>> Begin Dataset entries

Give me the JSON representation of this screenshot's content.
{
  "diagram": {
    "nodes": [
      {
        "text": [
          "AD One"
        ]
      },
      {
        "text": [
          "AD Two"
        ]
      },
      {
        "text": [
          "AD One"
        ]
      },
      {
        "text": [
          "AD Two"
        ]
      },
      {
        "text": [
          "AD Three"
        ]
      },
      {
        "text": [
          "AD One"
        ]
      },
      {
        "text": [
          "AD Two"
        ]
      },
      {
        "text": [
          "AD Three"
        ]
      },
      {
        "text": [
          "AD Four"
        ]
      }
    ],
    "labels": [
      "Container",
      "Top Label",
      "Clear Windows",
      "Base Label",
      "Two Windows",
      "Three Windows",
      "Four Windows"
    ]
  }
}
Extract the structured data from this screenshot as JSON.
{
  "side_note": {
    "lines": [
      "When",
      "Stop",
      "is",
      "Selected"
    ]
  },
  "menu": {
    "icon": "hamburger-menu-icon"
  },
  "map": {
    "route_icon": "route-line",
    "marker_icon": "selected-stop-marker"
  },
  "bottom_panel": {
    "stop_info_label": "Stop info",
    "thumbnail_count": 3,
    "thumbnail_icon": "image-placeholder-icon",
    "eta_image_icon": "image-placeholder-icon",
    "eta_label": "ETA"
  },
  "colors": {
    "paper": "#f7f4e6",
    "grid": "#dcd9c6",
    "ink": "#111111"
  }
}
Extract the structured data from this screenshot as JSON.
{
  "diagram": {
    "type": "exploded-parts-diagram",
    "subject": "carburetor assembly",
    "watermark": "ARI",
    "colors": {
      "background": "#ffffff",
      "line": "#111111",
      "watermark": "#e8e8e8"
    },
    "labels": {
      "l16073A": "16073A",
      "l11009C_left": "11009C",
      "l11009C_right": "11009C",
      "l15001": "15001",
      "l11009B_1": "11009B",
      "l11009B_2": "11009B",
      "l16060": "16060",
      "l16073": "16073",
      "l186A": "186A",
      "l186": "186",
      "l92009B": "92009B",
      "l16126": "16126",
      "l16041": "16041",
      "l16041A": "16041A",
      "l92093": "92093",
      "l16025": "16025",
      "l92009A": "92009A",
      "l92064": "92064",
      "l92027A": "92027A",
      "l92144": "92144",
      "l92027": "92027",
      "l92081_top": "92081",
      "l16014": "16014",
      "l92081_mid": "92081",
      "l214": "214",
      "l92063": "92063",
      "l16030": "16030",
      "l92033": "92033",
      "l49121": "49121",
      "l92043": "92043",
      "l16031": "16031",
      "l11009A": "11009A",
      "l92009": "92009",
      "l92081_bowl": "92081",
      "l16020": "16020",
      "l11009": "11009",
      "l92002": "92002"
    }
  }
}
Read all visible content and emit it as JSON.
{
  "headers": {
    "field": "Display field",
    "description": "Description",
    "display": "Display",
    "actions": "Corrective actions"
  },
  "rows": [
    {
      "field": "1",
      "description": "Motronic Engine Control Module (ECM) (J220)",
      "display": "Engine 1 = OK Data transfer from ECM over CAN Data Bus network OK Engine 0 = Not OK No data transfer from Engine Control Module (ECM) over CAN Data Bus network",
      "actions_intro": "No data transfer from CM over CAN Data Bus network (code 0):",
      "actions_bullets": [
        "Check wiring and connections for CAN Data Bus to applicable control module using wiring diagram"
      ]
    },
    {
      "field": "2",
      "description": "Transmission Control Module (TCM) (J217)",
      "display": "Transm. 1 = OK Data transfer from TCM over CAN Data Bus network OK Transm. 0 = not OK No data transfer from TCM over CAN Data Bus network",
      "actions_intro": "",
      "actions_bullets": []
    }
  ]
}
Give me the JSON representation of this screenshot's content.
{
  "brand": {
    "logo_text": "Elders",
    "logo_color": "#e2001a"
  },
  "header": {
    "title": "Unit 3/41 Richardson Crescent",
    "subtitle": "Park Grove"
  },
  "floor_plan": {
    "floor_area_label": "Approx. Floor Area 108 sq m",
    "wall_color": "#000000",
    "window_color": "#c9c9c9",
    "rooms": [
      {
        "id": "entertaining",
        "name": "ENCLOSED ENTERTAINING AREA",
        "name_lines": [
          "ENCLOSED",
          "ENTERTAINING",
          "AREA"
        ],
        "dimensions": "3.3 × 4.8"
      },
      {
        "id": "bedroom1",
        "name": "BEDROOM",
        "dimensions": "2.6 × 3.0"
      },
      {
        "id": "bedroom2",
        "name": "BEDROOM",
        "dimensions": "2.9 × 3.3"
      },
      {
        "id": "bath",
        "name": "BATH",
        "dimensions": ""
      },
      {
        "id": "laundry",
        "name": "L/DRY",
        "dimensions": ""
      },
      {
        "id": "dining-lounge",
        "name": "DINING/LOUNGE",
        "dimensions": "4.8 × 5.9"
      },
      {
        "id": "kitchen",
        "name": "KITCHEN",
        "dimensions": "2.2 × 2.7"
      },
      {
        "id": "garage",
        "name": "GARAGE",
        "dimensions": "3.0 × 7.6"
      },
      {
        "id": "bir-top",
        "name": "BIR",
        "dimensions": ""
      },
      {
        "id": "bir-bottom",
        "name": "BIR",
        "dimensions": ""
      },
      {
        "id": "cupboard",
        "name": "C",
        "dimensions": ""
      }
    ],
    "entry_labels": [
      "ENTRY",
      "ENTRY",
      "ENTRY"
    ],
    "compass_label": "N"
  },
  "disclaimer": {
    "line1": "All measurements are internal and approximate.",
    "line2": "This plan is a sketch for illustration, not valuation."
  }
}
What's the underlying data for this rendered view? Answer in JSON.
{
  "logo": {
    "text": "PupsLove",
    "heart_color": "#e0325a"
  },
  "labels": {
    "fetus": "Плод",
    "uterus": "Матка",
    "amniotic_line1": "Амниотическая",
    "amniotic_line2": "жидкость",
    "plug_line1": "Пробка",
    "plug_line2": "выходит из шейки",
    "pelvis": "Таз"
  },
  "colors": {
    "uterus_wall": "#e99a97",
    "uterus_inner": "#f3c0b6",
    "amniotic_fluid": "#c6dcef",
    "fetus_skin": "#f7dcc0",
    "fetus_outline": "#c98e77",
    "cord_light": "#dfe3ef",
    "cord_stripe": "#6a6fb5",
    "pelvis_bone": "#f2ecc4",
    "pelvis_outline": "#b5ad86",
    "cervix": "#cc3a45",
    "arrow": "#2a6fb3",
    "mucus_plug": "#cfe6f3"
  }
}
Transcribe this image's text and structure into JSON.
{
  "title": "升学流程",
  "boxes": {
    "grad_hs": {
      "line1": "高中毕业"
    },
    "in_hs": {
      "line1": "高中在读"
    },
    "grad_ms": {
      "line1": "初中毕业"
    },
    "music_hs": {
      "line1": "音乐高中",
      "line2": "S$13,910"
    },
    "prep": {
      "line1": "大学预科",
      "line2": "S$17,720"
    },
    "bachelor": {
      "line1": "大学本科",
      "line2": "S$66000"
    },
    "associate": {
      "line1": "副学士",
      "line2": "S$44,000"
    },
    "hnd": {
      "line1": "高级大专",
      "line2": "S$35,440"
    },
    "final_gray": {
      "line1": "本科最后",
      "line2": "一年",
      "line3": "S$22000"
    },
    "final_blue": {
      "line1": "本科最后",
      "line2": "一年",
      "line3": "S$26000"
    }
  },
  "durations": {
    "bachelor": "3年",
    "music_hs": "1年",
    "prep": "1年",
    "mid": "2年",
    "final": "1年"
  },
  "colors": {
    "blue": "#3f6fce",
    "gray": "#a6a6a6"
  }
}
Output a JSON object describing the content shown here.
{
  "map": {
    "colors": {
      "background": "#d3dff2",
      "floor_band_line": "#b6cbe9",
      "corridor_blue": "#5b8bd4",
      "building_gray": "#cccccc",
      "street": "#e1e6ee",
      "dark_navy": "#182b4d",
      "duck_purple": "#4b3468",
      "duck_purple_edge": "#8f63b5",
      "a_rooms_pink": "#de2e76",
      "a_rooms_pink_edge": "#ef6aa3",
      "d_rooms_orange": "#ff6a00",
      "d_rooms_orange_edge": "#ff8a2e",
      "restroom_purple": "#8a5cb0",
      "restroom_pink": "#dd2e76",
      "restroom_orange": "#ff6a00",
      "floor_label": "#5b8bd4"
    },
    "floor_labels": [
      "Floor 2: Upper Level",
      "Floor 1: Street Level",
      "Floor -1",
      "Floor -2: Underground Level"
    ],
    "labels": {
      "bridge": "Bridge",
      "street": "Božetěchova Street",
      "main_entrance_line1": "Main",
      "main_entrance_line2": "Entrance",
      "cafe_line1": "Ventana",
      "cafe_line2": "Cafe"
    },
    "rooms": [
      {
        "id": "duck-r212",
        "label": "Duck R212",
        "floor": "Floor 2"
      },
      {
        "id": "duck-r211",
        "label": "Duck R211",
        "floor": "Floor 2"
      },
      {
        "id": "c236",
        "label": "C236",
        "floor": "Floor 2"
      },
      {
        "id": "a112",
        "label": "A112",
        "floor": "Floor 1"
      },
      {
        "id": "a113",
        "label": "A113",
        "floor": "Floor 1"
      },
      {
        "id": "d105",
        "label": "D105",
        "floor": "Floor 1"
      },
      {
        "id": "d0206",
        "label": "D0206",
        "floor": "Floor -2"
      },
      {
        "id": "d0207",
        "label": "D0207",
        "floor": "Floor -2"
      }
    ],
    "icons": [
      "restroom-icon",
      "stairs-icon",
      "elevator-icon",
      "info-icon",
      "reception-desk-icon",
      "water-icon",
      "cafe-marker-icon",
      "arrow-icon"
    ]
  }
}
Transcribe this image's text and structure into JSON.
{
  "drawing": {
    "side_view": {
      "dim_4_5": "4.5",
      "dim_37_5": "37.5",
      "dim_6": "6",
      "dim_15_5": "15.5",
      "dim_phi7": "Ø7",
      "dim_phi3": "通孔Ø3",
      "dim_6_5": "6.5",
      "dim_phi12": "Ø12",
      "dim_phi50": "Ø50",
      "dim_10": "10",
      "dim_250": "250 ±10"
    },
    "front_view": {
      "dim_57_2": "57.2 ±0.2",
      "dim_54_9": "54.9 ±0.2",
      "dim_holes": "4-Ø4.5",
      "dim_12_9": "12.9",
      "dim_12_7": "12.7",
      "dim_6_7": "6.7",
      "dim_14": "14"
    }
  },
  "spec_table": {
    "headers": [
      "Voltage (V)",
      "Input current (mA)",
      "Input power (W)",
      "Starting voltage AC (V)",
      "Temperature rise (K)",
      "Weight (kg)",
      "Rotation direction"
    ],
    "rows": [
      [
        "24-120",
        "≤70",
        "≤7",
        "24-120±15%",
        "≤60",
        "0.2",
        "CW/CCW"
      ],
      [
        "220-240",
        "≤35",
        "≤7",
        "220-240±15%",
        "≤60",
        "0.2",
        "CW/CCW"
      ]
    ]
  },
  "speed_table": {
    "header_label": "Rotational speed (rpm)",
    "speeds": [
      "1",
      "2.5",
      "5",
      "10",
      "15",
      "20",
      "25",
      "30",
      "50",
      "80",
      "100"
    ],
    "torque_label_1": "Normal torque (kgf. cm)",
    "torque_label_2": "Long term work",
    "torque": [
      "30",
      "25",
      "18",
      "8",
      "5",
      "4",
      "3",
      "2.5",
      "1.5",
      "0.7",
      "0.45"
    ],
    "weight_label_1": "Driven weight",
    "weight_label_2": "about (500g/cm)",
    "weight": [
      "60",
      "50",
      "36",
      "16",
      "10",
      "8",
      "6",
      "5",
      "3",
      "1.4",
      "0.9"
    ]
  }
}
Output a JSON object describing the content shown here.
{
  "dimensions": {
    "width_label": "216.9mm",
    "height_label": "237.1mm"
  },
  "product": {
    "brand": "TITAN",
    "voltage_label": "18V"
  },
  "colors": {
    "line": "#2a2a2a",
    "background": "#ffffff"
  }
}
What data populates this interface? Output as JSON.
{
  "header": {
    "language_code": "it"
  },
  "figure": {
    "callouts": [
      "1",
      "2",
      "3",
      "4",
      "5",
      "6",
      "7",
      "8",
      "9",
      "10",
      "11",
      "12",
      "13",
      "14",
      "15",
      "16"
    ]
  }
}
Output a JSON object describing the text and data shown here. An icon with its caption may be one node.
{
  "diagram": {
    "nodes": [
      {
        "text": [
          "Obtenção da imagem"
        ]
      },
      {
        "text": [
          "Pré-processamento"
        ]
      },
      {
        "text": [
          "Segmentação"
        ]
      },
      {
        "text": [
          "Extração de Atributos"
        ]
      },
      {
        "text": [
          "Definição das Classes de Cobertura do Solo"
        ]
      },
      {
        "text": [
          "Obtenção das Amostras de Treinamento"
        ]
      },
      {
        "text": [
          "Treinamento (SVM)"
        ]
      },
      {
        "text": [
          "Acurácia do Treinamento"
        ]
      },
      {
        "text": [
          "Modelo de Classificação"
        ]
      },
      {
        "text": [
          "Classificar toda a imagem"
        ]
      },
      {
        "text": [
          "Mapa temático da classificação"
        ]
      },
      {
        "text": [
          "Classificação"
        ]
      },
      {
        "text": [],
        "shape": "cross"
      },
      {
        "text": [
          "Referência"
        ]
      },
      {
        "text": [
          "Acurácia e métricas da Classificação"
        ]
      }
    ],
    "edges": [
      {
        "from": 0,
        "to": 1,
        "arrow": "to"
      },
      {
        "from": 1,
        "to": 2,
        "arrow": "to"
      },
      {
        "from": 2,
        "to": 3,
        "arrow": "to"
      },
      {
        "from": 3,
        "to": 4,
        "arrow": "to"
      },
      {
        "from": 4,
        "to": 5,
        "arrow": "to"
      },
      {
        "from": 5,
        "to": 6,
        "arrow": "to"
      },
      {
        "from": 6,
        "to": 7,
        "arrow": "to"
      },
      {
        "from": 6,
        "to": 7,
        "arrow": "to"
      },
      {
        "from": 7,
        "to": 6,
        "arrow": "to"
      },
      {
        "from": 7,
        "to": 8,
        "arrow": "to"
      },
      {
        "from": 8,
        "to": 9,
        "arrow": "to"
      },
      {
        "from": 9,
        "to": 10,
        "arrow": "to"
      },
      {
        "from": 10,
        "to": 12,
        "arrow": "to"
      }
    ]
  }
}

>> End Dataset entries

Search the entries for the string "Obtenção" and collect each line that has it.

■ **Answer to this task**
          "Obtenção da imagem"
          "Obtenção das Amostras de Treinamento"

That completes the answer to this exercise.